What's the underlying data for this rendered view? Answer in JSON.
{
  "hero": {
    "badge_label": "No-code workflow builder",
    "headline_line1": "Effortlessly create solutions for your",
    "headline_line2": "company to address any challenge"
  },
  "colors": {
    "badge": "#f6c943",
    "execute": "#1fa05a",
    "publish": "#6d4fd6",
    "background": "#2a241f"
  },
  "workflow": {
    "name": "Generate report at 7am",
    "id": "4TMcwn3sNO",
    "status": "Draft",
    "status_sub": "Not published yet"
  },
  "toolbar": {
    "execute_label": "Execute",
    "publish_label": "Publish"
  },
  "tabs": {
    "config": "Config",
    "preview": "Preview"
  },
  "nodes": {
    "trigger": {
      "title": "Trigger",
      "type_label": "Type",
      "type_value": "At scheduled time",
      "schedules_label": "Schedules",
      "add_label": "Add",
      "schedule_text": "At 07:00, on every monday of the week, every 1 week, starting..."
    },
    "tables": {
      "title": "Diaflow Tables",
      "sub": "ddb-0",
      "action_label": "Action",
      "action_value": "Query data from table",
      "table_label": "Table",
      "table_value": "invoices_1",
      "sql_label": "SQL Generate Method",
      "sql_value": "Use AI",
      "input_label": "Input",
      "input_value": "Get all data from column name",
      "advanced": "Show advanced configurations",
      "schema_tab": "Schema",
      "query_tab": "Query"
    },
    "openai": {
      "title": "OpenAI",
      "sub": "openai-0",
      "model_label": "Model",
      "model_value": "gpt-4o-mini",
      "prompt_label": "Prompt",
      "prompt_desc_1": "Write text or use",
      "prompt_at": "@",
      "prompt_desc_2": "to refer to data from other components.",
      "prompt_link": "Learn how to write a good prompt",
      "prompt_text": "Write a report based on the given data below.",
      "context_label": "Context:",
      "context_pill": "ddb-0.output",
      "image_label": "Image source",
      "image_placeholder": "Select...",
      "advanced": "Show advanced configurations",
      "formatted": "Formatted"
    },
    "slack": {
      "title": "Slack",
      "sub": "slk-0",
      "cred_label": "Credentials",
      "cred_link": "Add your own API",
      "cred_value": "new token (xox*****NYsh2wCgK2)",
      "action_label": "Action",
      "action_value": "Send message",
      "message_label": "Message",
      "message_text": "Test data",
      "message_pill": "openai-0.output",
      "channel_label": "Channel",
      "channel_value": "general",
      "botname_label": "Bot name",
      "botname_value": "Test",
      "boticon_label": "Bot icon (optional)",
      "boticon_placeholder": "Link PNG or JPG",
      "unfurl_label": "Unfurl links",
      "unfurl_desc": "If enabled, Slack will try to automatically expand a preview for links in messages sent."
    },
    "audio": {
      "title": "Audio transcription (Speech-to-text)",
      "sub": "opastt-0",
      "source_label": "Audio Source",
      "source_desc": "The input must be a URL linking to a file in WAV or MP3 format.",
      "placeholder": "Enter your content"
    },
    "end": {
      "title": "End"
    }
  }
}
----
### WHAT YOU SHOULD DO
All of the entries should be written out again exactly.

### COMPLETED TASK
What's the underlying data for this rendered view? Answer in JSON.
{
  "hero": {
    "badge_label": "No-code workflow builder",
    "headline_line1": "Effortlessly create solutions for your",
    "headline_line2": "company to address any challenge"
  },
  "colors": {
    "badge": "#f6c943",
    "execute": "#1fa05a",
    "publish": "#6d4fd6",
    "background": "#2a241f"
  },
  "workflow": {
    "name": "Generate report at 7am",
    "id": "4TMcwn3sNO",
    "status": "Draft",
    "status_sub": "Not published yet"
  },
  "toolbar": {
    "execute_label": "Execute",
    "publish_label": "Publish"
  },
  "tabs": {
    "config": "Config",
    "preview": "Preview"
  },
  "nodes": {
    "trigger": {
      "title": "Trigger",
      "type_label": "Type",
      "type_value": "At scheduled time",
      "schedules_label": "Schedules",
      "add_label": "Add",
      "schedule_text": "At 07:00, on every monday of the week, every 1 week, starting..."
    },
    "tables": {
      "title": "Diaflow Tables",
      "sub": "ddb-0",
      "action_label": "Action",
      "action_value": "Query data from table",
      "table_label": "Table",
      "table_value": "invoices_1",
      "sql_label": "SQL Generate Method",
      "sql_value": "Use AI",
      "input_label": "Input",
      "input_value": "Get all data from column name",
      "advanced": "Show advanced configurations",
      "schema_tab": "Schema",
      "query_tab": "Query"
    },
    "openai": {
      "title": "OpenAI",
      "sub": "openai-0",
      "model_label": "Model",
      "model_value": "gpt-4o-mini",
      "prompt_label": "Prompt",
      "prompt_desc_1": "Write text or use",
      "prompt_at": "@",
      "prompt_desc_2": "to refer to data from other components.",
      "prompt_link": "Learn how to write a good prompt",
      "prompt_text": "Write a report based on the given data below.",
      "context_label": "Context:",
      "context_pill": "ddb-0.output",
      "image_label": "Image source",
      "image_placeholder": "Select...",
      "advanced": "Show advanced configurations",
      "formatted": "Formatted"
    },
    "slack": {
      "title": "Slack",
      "sub": "slk-0",
      "cred_label": "Credentials",
      "cred_link": "Add your own API",
      "cred_value": "new token (xox*****NYsh2wCgK2)",
      "action_label": "Action",
      "action_value": "Send message",
      "message_label": "Message",
      "message_text": "Test data",
      "message_pill": "openai-0.output",
      "channel_label": "Channel",
      "channel_value": "general",
      "botname_label": "Bot name",
      "botname_value": "Test",
      "boticon_label": "Bot icon (optional)",
      "boticon_placeholder": "Link PNG or JPG",
      "unfurl_label": "Unfurl links",
      "unfurl_desc": "If enabled, Slack will try to automatically expand a preview for links in messages sent."
    },
    "audio": {
      "title": "Audio transcription (Speech-to-text)",
      "sub": "opastt-0",
      "source_label": "Audio Source",
      "source_desc": "The input must be a URL linking to a file in WAV or MP3 format.",
      "placeholder": "Enter your content"
    },
    "end": {
      "title": "End"
    }
  }
}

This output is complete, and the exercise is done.